WHAT IS ASKED
Return each line of the records below as a JSON list of strings, one string per line, with blank lines left out.
────────────────
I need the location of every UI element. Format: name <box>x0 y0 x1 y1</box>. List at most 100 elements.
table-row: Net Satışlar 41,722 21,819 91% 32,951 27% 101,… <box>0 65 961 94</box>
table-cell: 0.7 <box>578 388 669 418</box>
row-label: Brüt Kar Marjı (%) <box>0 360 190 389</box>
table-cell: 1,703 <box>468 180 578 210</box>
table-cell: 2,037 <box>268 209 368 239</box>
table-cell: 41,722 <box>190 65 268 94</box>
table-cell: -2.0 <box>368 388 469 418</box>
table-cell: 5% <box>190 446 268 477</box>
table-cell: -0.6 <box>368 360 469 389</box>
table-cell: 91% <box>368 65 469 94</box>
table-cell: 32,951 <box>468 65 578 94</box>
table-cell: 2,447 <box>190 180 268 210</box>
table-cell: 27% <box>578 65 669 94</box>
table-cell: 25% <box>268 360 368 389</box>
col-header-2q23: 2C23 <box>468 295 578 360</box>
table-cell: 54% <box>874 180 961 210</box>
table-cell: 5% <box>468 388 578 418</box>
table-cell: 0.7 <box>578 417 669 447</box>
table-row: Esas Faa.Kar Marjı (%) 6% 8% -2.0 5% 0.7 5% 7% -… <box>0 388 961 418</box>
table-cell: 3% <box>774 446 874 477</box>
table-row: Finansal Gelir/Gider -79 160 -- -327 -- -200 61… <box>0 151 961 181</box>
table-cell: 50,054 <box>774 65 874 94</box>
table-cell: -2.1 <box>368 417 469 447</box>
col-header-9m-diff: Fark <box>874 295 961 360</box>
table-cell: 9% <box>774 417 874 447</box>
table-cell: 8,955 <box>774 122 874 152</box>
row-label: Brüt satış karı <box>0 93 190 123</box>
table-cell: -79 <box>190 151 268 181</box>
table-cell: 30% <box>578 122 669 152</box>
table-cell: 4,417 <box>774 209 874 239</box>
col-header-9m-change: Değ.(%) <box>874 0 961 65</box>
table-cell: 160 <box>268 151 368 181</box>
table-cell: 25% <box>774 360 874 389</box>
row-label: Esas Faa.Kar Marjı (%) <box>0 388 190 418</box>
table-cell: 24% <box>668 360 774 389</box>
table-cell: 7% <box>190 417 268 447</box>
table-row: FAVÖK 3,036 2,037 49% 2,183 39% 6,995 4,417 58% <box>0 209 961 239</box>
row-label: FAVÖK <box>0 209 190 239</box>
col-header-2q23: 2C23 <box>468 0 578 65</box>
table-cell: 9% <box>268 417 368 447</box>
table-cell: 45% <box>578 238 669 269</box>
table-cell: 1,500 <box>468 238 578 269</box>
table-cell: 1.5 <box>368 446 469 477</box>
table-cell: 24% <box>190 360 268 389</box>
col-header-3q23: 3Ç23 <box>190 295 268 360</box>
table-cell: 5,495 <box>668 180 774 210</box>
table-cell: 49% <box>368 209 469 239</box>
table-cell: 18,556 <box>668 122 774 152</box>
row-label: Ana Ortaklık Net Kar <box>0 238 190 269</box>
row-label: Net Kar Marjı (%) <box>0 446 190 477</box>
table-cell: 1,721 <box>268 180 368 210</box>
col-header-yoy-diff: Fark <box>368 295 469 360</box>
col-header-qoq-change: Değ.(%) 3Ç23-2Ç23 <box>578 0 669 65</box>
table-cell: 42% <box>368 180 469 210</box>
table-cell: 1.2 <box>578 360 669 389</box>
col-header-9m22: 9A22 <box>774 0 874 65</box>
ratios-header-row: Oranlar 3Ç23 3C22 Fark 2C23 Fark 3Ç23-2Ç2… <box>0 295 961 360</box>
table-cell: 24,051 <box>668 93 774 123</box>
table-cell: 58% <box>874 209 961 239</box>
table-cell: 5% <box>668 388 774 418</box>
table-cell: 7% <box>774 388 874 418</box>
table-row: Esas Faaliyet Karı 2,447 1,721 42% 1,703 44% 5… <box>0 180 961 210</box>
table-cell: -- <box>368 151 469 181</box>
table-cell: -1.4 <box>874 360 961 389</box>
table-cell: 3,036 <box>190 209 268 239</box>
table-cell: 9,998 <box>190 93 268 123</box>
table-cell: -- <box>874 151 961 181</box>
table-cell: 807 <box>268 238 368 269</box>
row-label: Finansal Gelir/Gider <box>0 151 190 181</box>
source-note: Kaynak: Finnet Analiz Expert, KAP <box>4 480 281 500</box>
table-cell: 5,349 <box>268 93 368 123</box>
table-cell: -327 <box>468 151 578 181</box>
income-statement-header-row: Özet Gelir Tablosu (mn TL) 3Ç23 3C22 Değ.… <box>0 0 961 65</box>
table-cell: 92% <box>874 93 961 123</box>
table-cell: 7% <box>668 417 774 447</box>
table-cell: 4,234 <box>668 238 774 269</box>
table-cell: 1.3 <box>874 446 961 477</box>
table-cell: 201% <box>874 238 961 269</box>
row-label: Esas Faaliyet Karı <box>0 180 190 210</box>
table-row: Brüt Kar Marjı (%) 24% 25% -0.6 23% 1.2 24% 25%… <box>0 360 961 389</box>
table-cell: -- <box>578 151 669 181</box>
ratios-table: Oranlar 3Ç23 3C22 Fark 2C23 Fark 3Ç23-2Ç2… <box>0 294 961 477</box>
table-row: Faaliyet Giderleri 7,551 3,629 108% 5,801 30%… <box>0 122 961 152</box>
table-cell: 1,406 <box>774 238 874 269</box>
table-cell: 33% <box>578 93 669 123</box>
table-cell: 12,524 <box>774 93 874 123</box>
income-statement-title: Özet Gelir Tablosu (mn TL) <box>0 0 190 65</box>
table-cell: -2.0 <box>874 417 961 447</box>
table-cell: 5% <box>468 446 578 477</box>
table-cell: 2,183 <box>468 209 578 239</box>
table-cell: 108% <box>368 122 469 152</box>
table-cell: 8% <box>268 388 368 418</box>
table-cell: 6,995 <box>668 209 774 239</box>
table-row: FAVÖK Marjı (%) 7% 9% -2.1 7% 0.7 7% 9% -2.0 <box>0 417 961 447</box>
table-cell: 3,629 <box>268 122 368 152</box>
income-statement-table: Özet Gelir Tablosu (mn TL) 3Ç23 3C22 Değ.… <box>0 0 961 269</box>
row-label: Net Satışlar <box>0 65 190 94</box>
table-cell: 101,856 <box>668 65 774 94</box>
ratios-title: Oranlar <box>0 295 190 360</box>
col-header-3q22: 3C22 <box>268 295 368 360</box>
────────────────
ANSWER IN FULL
[
  "I need the location of every UI element. Format: name <box>x0 y0 x1 y1</box>. List at most 100 elements.",
  "table-row: Net Satışlar 41,722 21,819 91% 32,951 27% 101,… <box>0 65 961 94</box>",
  "table-cell: 0.7 <box>578 388 669 418</box>",
  "row-label: Brüt Kar Marjı (%) <box>0 360 190 389</box>",
  "table-cell: 1,703 <box>468 180 578 210</box>",
  "table-cell: 2,037 <box>268 209 368 239</box>",
  "table-cell: 41,722 <box>190 65 268 94</box>",
  "table-cell: -2.0 <box>368 388 469 418</box>",
  "table-cell: 5% <box>190 446 268 477</box>",
  "table-cell: -0.6 <box>368 360 469 389</box>",
  "table-cell: 91% <box>368 65 469 94</box>",
  "table-cell: 32,951 <box>468 65 578 94</box>",
  "table-cell: 2,447 <box>190 180 268 210</box>",
  "table-cell: 27% <box>578 65 669 94</box>",
  "table-cell: 25% <box>268 360 368 389</box>",
  "col-header-2q23: 2C23 <box>468 295 578 360</box>",
  "table-cell: 54% <box>874 180 961 210</box>",
  "table-cell: 5% <box>468 388 578 418</box>",
  "table-cell: 0.7 <box>578 417 669 447</box>",
  "table-row: Esas Faa.Kar Marjı (%) 6% 8% -2.0 5% 0.7 5% 7% -… <box>0 388 961 418</box>",
  "table-cell: 3% <box>774 446 874 477</box>",
  "table-row: Finansal Gelir/Gider -79 160 -- -327 -- -200 61… <box>0 151 961 181</box>",
  "table-cell: 50,054 <box>774 65 874 94</box>",
  "table-cell: -2.1 <box>368 417 469 447</box>",
  "col-header-9m-diff: Fark <box>874 295 961 360</box>",
  "table-cell: 9% <box>774 417 874 447</box>",
  "table-cell: 8,955 <box>774 122 874 152</box>",
  "row-label: Brüt satış karı <box>0 93 190 123</box>",
  "table-cell: -79 <box>190 151 268 181</box>",
  "table-cell: 30% <box>578 122 669 152</box>",
  "table-cell: 4,417 <box>774 209 874 239</box>",
  "col-header-9m-change: Değ.(%) <box>874 0 961 65</box>",
  "table-cell: 160 <box>268 151 368 181</box>",
  "table-cell: 25% <box>774 360 874 389</box>",
  "row-label: Esas Faa.Kar Marjı (%) <box>0 388 190 418</box>",
  "table-cell: 24% <box>668 360 774 389</box>",
  "table-cell: 7% <box>190 417 268 447</box>",
  "table-row: FAVÖK 3,036 2,037 49% 2,183 39% 6,995 4,417 58% <box>0 209 961 239</box>",
  "row-label: FAVÖK <box>0 209 190 239</box>",
  "col-header-2q23: 2C23 <box>468 0 578 65</box>",
  "table-cell: 9% <box>268 417 368 447</box>",
  "table-cell: 45% <box>578 238 669 269</box>",
  "table-cell: 1,500 <box>468 238 578 269</box>",
  "table-cell: 1.5 <box>368 446 469 477</box>",
  "table-cell: 24% <box>190 360 268 389</box>",
  "col-header-3q23: 3Ç23 <box>190 295 268 360</box>",
  "table-cell: 5,495 <box>668 180 774 210</box>",
  "table-cell: 49% <box>368 209 469 239</box>",
  "table-cell: 18,556 <box>668 122 774 152</box>",
  "row-label: Ana Ortaklık Net Kar <box>0 238 190 269</box>",
  "row-label: Net Kar Marjı (%) <box>0 446 190 477</box>",
  "table-cell: 1,721 <box>268 180 368 210</box>",
  "col-header-yoy-diff: Fark <box>368 295 469 360</box>",
  "col-header-qoq-change: Değ.(%) 3Ç23-2Ç23 <box>578 0 669 65</box>",
  "table-cell: 42% <box>368 180 469 210</box>",
  "table-cell: 1.2 <box>578 360 669 389</box>",
  "col-header-9m22: 9A22 <box>774 0 874 65</box>",
  "ratios-header-row: Oranlar 3Ç23 3C22 Fark 2C23 Fark 3Ç23-2Ç2… <box>0 295 961 360</box>",
  "table-cell: 24,051 <box>668 93 774 123</box>",
  "table-cell: 58% <box>874 209 961 239</box>",
  "table-cell: 5% <box>668 388 774 418</box>",
  "table-cell: 7% <box>774 388 874 418</box>",
  "table-row: Esas Faaliyet Karı 2,447 1,721 42% 1,703 44% 5… <box>0 180 961 210</box>",
  "table-cell: -- <box>368 151 469 181</box>",
  "table-cell: -1.4 <box>874 360 961 389</box>",
  "table-cell: 3,036 <box>190 209 268 239</box>",
  "table-cell: 9,998 <box>190 93 268 123</box>",
  "table-cell: -- <box>874 151 961 181</box>",
  "table-cell: 807 <box>268 238 368 269</box>",
  "row-label: Finansal Gelir/Gider <box>0 151 190 181</box>",
  "source-note: Kaynak: Finnet Analiz Expert, KAP <box>4 480 281 500</box>",
  "table-cell: 5,349 <box>268 93 368 123</box>",
  "table-cell: -327 <box>468 151 578 181</box>",
  "income-statement-header-row: Özet Gelir Tablosu (mn TL) 3Ç23 3C22 Değ.… <box>0 0 961 65</box>",
  "table-cell: 92% <box>874 93 961 123</box>",
  "table-cell: 7% <box>668 417 774 447</box>",
  "table-cell: 4,234 <box>668 238 774 269</box>",
  "table-cell: 1.3 <box>874 446 961 477</box>",
  "table-cell: 201% <box>874 238 961 269</box>",
  "row-label: Esas Faaliyet Karı <box>0 180 190 210</box>",
  "table-row: Brüt Kar Marjı (%) 24% 25% -0.6 23% 1.2 24% 25%… <box>0 360 961 389</box>",
  "table-cell: -- <box>578 151 669 181</box>",
  "ratios-table: Oranlar 3Ç23 3C22 Fark 2C23 Fark 3Ç23-2Ç2… <box>0 294 961 477</box>",
  "table-row: Faaliyet Giderleri 7,551 3,629 108% 5,801 30%… <box>0 122 961 152</box>",
  "table-cell: 1,406 <box>774 238 874 269</box>",
  "table-cell: 33% <box>578 93 669 123</box>",
  "table-cell: 12,524 <box>774 93 874 123</box>",
  "income-statement-title: Özet Gelir Tablosu (mn TL) <box>0 0 190 65</box>",
  "table-cell: -2.0 <box>874 417 961 447</box>",
  "table-cell: 5% <box>468 446 578 477</box>",
  "table-cell: 2,183 <box>468 209 578 239</box>",
  "table-cell: 108% <box>368 122 469 152</box>",
  "table-cell: 8% <box>268 388 368 418</box>",
  "table-cell: 6,995 <box>668 209 774 239</box>",
  "table-row: FAVÖK Marjı (%) 7% 9% -2.1 7% 0.7 7% 9% -2.0 <box>0 417 961 447</box>",
  "table-cell: 3,629 <box>268 122 368 152</box>",
  "income-statement-table: Özet Gelir Tablosu (mn TL) 3Ç23 3C22 Değ.… <box>0 0 961 269</box>",
  "row-label: Net Satışlar <box>0 65 190 94</box>",
  "table-cell: 101,856 <box>668 65 774 94</box>",
  "ratios-title: Oranlar <box>0 295 190 360</box>",
  "col-header-3q22: 3C22 <box>268 295 368 360</box>"
]